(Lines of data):
---*---
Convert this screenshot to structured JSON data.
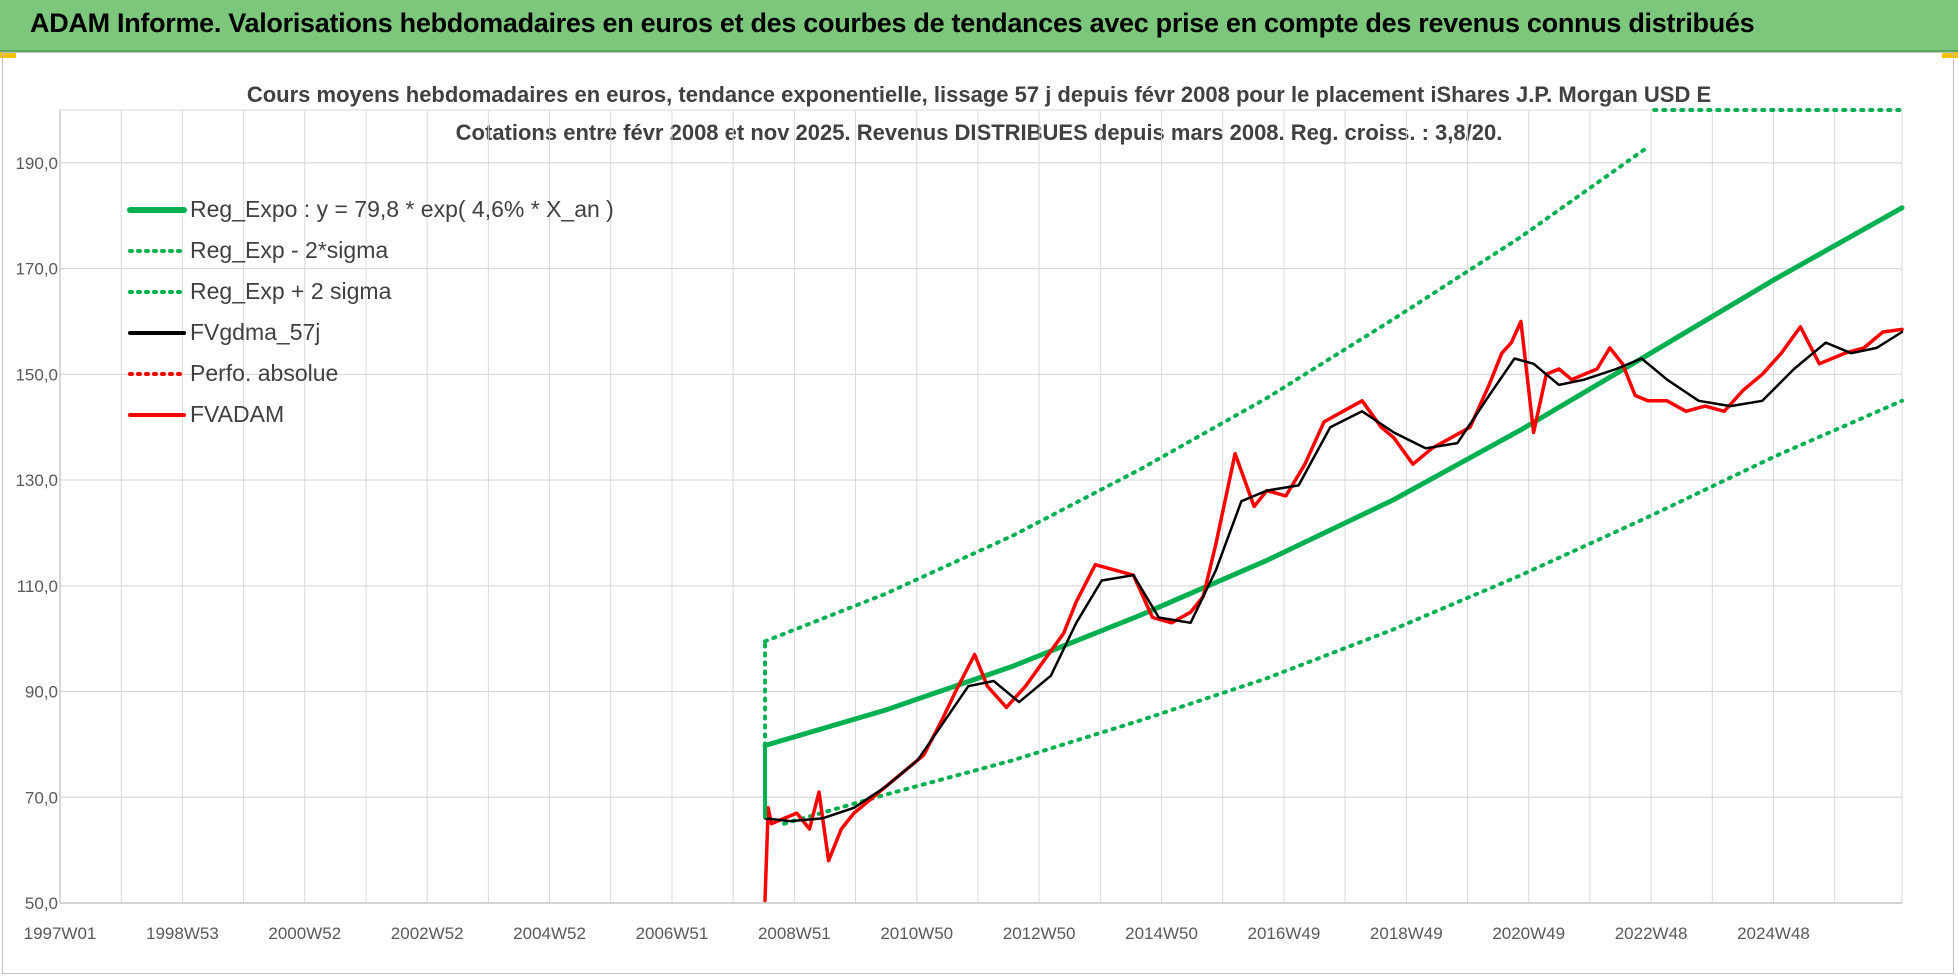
{
  "banner": {
    "title": "ADAM Informe. Valorisations hebdomadaires en euros et des courbes de tendances avec prise en compte des revenus connus distribués"
  },
  "colors": {
    "banner_bg": "#7cc77c",
    "green": "#00b050",
    "red": "#ff0000",
    "black": "#000000",
    "grid": "#d9d9d9"
  },
  "chart_data": {
    "type": "line",
    "title": "Cours moyens hebdomadaires en euros, tendance exponentielle, lissage 57 j depuis févr 2008 pour le placement iShares J.P. Morgan USD E",
    "subtitle": "Cotations entre févr 2008 et nov 2025. Revenus DISTRIBUES depuis mars 2008. Reg. croiss. : 3,8/20.",
    "x_tick_labels": [
      "1997W01",
      "1998W53",
      "2000W52",
      "2002W52",
      "2004W52",
      "2006W51",
      "2008W51",
      "2010W50",
      "2012W50",
      "2014W50",
      "2016W49",
      "2018W49",
      "2020W49",
      "2022W48",
      "2024W48"
    ],
    "xlim": [
      1997.0,
      2026.0
    ],
    "ylim": [
      50,
      200
    ],
    "y_ticks": [
      50,
      70,
      90,
      110,
      130,
      150,
      170,
      190
    ],
    "y_tick_labels": [
      "50,0",
      "70,0",
      "90,0",
      "110,0",
      "130,0",
      "150,0",
      "170,0",
      "190,0"
    ],
    "grid": true,
    "legend_position": "top-left",
    "legend": [
      {
        "key": "reg_expo",
        "label": "Reg_Expo : y = 79,8 * exp( 4,6% *  X_an )",
        "color": "#00b050",
        "style": "solid"
      },
      {
        "key": "reg_minus",
        "label": "Reg_Exp - 2*sigma",
        "color": "#00b050",
        "style": "dotted"
      },
      {
        "key": "reg_plus",
        "label": "Reg_Exp + 2 sigma",
        "color": "#00b050",
        "style": "dotted"
      },
      {
        "key": "fvgdma",
        "label": "FVgdma_57j",
        "color": "#000000",
        "style": "solid"
      },
      {
        "key": "perfo",
        "label": "Perfo. absolue",
        "color": "#ff0000",
        "style": "dotted"
      },
      {
        "key": "fvadam",
        "label": "FVADAM",
        "color": "#ff0000",
        "style": "solid"
      }
    ],
    "series": [
      {
        "name": "Reg_Expo : y = 79,8 * exp( 4,6% *  X_an )",
        "key": "reg_expo",
        "x": [
          2008.1,
          2010,
          2012,
          2014,
          2016,
          2018,
          2020,
          2022,
          2024,
          2026
        ],
        "y": [
          79.8,
          86.5,
          94.8,
          104.4,
          114.8,
          126.3,
          139.5,
          153.7,
          168.0,
          181.5
        ]
      },
      {
        "name": "Reg_Exp + 2 sigma",
        "key": "reg_plus",
        "x": [
          2008.1,
          2010,
          2012,
          2014,
          2016,
          2018,
          2020,
          2022
        ],
        "y": [
          99.5,
          108.5,
          119.5,
          132.0,
          145.5,
          160.5,
          176.0,
          193.0
        ]
      },
      {
        "name": "Reg_Exp - 2*sigma",
        "key": "reg_minus",
        "x": [
          2008.4,
          2010,
          2012,
          2014,
          2016,
          2018,
          2020,
          2022,
          2024,
          2026
        ],
        "y": [
          65.0,
          70.5,
          77.0,
          84.5,
          92.5,
          101.8,
          112.0,
          123.0,
          134.5,
          145.0
        ]
      },
      {
        "name": "FVADAM",
        "key": "fvadam",
        "x": [
          2008.1,
          2008.15,
          2008.2,
          2008.4,
          2008.6,
          2008.8,
          2008.95,
          2009.1,
          2009.3,
          2009.5,
          2009.8,
          2010.0,
          2010.3,
          2010.6,
          2010.9,
          2011.1,
          2011.4,
          2011.6,
          2011.9,
          2012.2,
          2012.5,
          2012.8,
          2013.0,
          2013.3,
          2013.6,
          2013.9,
          2014.2,
          2014.5,
          2014.8,
          2015.0,
          2015.2,
          2015.5,
          2015.8,
          2016.0,
          2016.3,
          2016.6,
          2016.9,
          2017.2,
          2017.5,
          2017.8,
          2018.0,
          2018.3,
          2018.6,
          2018.9,
          2019.2,
          2019.5,
          2019.7,
          2019.85,
          2020.0,
          2020.2,
          2020.4,
          2020.6,
          2020.8,
          2021.0,
          2021.2,
          2021.4,
          2021.6,
          2021.8,
          2022.0,
          2022.3,
          2022.6,
          2022.9,
          2023.2,
          2023.5,
          2023.8,
          2024.1,
          2024.4,
          2024.7,
          2024.9,
          2025.1,
          2025.4,
          2025.7,
          2026.0
        ],
        "y": [
          50.5,
          68.0,
          65.0,
          66.0,
          67.0,
          64.0,
          71.0,
          58.0,
          64.0,
          67.0,
          70.0,
          72.0,
          75.0,
          78.0,
          85.0,
          90.0,
          97.0,
          91.0,
          87.0,
          91.0,
          96.0,
          101.0,
          107.0,
          114.0,
          113.0,
          112.0,
          104.0,
          103.0,
          105.0,
          108.0,
          118.0,
          135.0,
          125.0,
          128.0,
          127.0,
          133.0,
          141.0,
          143.0,
          145.0,
          140.0,
          138.0,
          133.0,
          136.0,
          138.0,
          140.0,
          148.0,
          154.0,
          156.0,
          160.0,
          139.0,
          150.0,
          151.0,
          149.0,
          150.0,
          151.0,
          155.0,
          152.0,
          146.0,
          145.0,
          145.0,
          143.0,
          144.0,
          143.0,
          147.0,
          150.0,
          154.0,
          159.0,
          152.0,
          153.0,
          154.0,
          155.0,
          158.0,
          158.5
        ]
      },
      {
        "name": "FVgdma_57j",
        "key": "fvgdma",
        "x": [
          2008.1,
          2008.5,
          2009.0,
          2009.5,
          2010.0,
          2010.5,
          2010.9,
          2011.3,
          2011.7,
          2012.1,
          2012.6,
          2013.0,
          2013.4,
          2013.9,
          2014.3,
          2014.8,
          2015.2,
          2015.6,
          2016.0,
          2016.5,
          2017.0,
          2017.5,
          2018.0,
          2018.5,
          2019.0,
          2019.5,
          2019.9,
          2020.2,
          2020.6,
          2021.0,
          2021.5,
          2021.9,
          2022.3,
          2022.8,
          2023.3,
          2023.8,
          2024.3,
          2024.8,
          2025.2,
          2025.6,
          2026.0
        ],
        "y": [
          66.0,
          65.5,
          66.0,
          68.0,
          72.0,
          77.0,
          84.0,
          91.0,
          92.0,
          88.0,
          93.0,
          103.0,
          111.0,
          112.0,
          104.0,
          103.0,
          113.0,
          126.0,
          128.0,
          129.0,
          140.0,
          143.0,
          139.0,
          136.0,
          137.0,
          146.0,
          153.0,
          152.0,
          148.0,
          149.0,
          151.0,
          153.0,
          149.0,
          145.0,
          144.0,
          145.0,
          151.0,
          156.0,
          154.0,
          155.0,
          158.0
        ]
      }
    ]
  }
}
---*---
(INSTRUCTIONS FOR THE TASK):
Set down the complete material exactly, but do not include the images.

(FINISHED EXERCISE):
Convert this screenshot to structured JSON data.
{
  "banner": {
    "title": "ADAM Informe. Valorisations hebdomadaires en euros et des courbes de tendances avec prise en compte des revenus connus distribués"
  },
  "colors": {
    "banner_bg": "#7cc77c",
    "green": "#00b050",
    "red": "#ff0000",
    "black": "#000000",
    "grid": "#d9d9d9"
  },
  "chart_data": {
    "type": "line",
    "title": "Cours moyens hebdomadaires en euros, tendance exponentielle, lissage 57 j depuis févr 2008 pour le placement iShares J.P. Morgan USD E",
    "subtitle": "Cotations entre févr 2008 et nov 2025. Revenus DISTRIBUES depuis mars 2008. Reg. croiss. : 3,8/20.",
    "x_tick_labels": [
      "1997W01",
      "1998W53",
      "2000W52",
      "2002W52",
      "2004W52",
      "2006W51",
      "2008W51",
      "2010W50",
      "2012W50",
      "2014W50",
      "2016W49",
      "2018W49",
      "2020W49",
      "2022W48",
      "2024W48"
    ],
    "xlim": [
      1997.0,
      2026.0
    ],
    "ylim": [
      50,
      200
    ],
    "y_ticks": [
      50,
      70,
      90,
      110,
      130,
      150,
      170,
      190
    ],
    "y_tick_labels": [
      "50,0",
      "70,0",
      "90,0",
      "110,0",
      "130,0",
      "150,0",
      "170,0",
      "190,0"
    ],
    "grid": true,
    "legend_position": "top-left",
    "legend": [
      {
        "key": "reg_expo",
        "label": "Reg_Expo : y = 79,8 * exp( 4,6% *  X_an )",
        "color": "#00b050",
        "style": "solid"
      },
      {
        "key": "reg_minus",
        "label": "Reg_Exp - 2*sigma",
        "color": "#00b050",
        "style": "dotted"
      },
      {
        "key": "reg_plus",
        "label": "Reg_Exp + 2 sigma",
        "color": "#00b050",
        "style": "dotted"
      },
      {
        "key": "fvgdma",
        "label": "FVgdma_57j",
        "color": "#000000",
        "style": "solid"
      },
      {
        "key": "perfo",
        "label": "Perfo. absolue",
        "color": "#ff0000",
        "style": "dotted"
      },
      {
        "key": "fvadam",
        "label": "FVADAM",
        "color": "#ff0000",
        "style": "solid"
      }
    ],
    "series": [
      {
        "name": "Reg_Expo : y = 79,8 * exp( 4,6% *  X_an )",
        "key": "reg_expo",
        "x": [
          2008.1,
          2010,
          2012,
          2014,
          2016,
          2018,
          2020,
          2022,
          2024,
          2026
        ],
        "y": [
          79.8,
          86.5,
          94.8,
          104.4,
          114.8,
          126.3,
          139.5,
          153.7,
          168.0,
          181.5
        ]
      },
      {
        "name": "Reg_Exp + 2 sigma",
        "key": "reg_plus",
        "x": [
          2008.1,
          2010,
          2012,
          2014,
          2016,
          2018,
          2020,
          2022
        ],
        "y": [
          99.5,
          108.5,
          119.5,
          132.0,
          145.5,
          160.5,
          176.0,
          193.0
        ]
      },
      {
        "name": "Reg_Exp - 2*sigma",
        "key": "reg_minus",
        "x": [
          2008.4,
          2010,
          2012,
          2014,
          2016,
          2018,
          2020,
          2022,
          2024,
          2026
        ],
        "y": [
          65.0,
          70.5,
          77.0,
          84.5,
          92.5,
          101.8,
          112.0,
          123.0,
          134.5,
          145.0
        ]
      },
      {
        "name": "FVADAM",
        "key": "fvadam",
        "x": [
          2008.1,
          2008.15,
          2008.2,
          2008.4,
          2008.6,
          2008.8,
          2008.95,
          2009.1,
          2009.3,
          2009.5,
          2009.8,
          2010.0,
          2010.3,
          2010.6,
          2010.9,
          2011.1,
          2011.4,
          2011.6,
          2011.9,
          2012.2,
          2012.5,
          2012.8,
          2013.0,
          2013.3,
          2013.6,
          2013.9,
          2014.2,
          2014.5,
          2014.8,
          2015.0,
          2015.2,
          2015.5,
          2015.8,
          2016.0,
          2016.3,
          2016.6,
          2016.9,
          2017.2,
          2017.5,
          2017.8,
          2018.0,
          2018.3,
          2018.6,
          2018.9,
          2019.2,
          2019.5,
          2019.7,
          2019.85,
          2020.0,
          2020.2,
          2020.4,
          2020.6,
          2020.8,
          2021.0,
          2021.2,
          2021.4,
          2021.6,
          2021.8,
          2022.0,
          2022.3,
          2022.6,
          2022.9,
          2023.2,
          2023.5,
          2023.8,
          2024.1,
          2024.4,
          2024.7,
          2024.9,
          2025.1,
          2025.4,
          2025.7,
          2026.0
        ],
        "y": [
          50.5,
          68.0,
          65.0,
          66.0,
          67.0,
          64.0,
          71.0,
          58.0,
          64.0,
          67.0,
          70.0,
          72.0,
          75.0,
          78.0,
          85.0,
          90.0,
          97.0,
          91.0,
          87.0,
          91.0,
          96.0,
          101.0,
          107.0,
          114.0,
          113.0,
          112.0,
          104.0,
          103.0,
          105.0,
          108.0,
          118.0,
          135.0,
          125.0,
          128.0,
          127.0,
          133.0,
          141.0,
          143.0,
          145.0,
          140.0,
          138.0,
          133.0,
          136.0,
          138.0,
          140.0,
          148.0,
          154.0,
          156.0,
          160.0,
          139.0,
          150.0,
          151.0,
          149.0,
          150.0,
          151.0,
          155.0,
          152.0,
          146.0,
          145.0,
          145.0,
          143.0,
          144.0,
          143.0,
          147.0,
          150.0,
          154.0,
          159.0,
          152.0,
          153.0,
          154.0,
          155.0,
          158.0,
          158.5
        ]
      },
      {
        "name": "FVgdma_57j",
        "key": "fvgdma",
        "x": [
          2008.1,
          2008.5,
          2009.0,
          2009.5,
          2010.0,
          2010.5,
          2010.9,
          2011.3,
          2011.7,
          2012.1,
          2012.6,
          2013.0,
          2013.4,
          2013.9,
          2014.3,
          2014.8,
          2015.2,
          2015.6,
          2016.0,
          2016.5,
          2017.0,
          2017.5,
          2018.0,
          2018.5,
          2019.0,
          2019.5,
          2019.9,
          2020.2,
          2020.6,
          2021.0,
          2021.5,
          2021.9,
          2022.3,
          2022.8,
          2023.3,
          2023.8,
          2024.3,
          2024.8,
          2025.2,
          2025.6,
          2026.0
        ],
        "y": [
          66.0,
          65.5,
          66.0,
          68.0,
          72.0,
          77.0,
          84.0,
          91.0,
          92.0,
          88.0,
          93.0,
          103.0,
          111.0,
          112.0,
          104.0,
          103.0,
          113.0,
          126.0,
          128.0,
          129.0,
          140.0,
          143.0,
          139.0,
          136.0,
          137.0,
          146.0,
          153.0,
          152.0,
          148.0,
          149.0,
          151.0,
          153.0,
          149.0,
          145.0,
          144.0,
          145.0,
          151.0,
          156.0,
          154.0,
          155.0,
          158.0
        ]
      }
    ]
  }
}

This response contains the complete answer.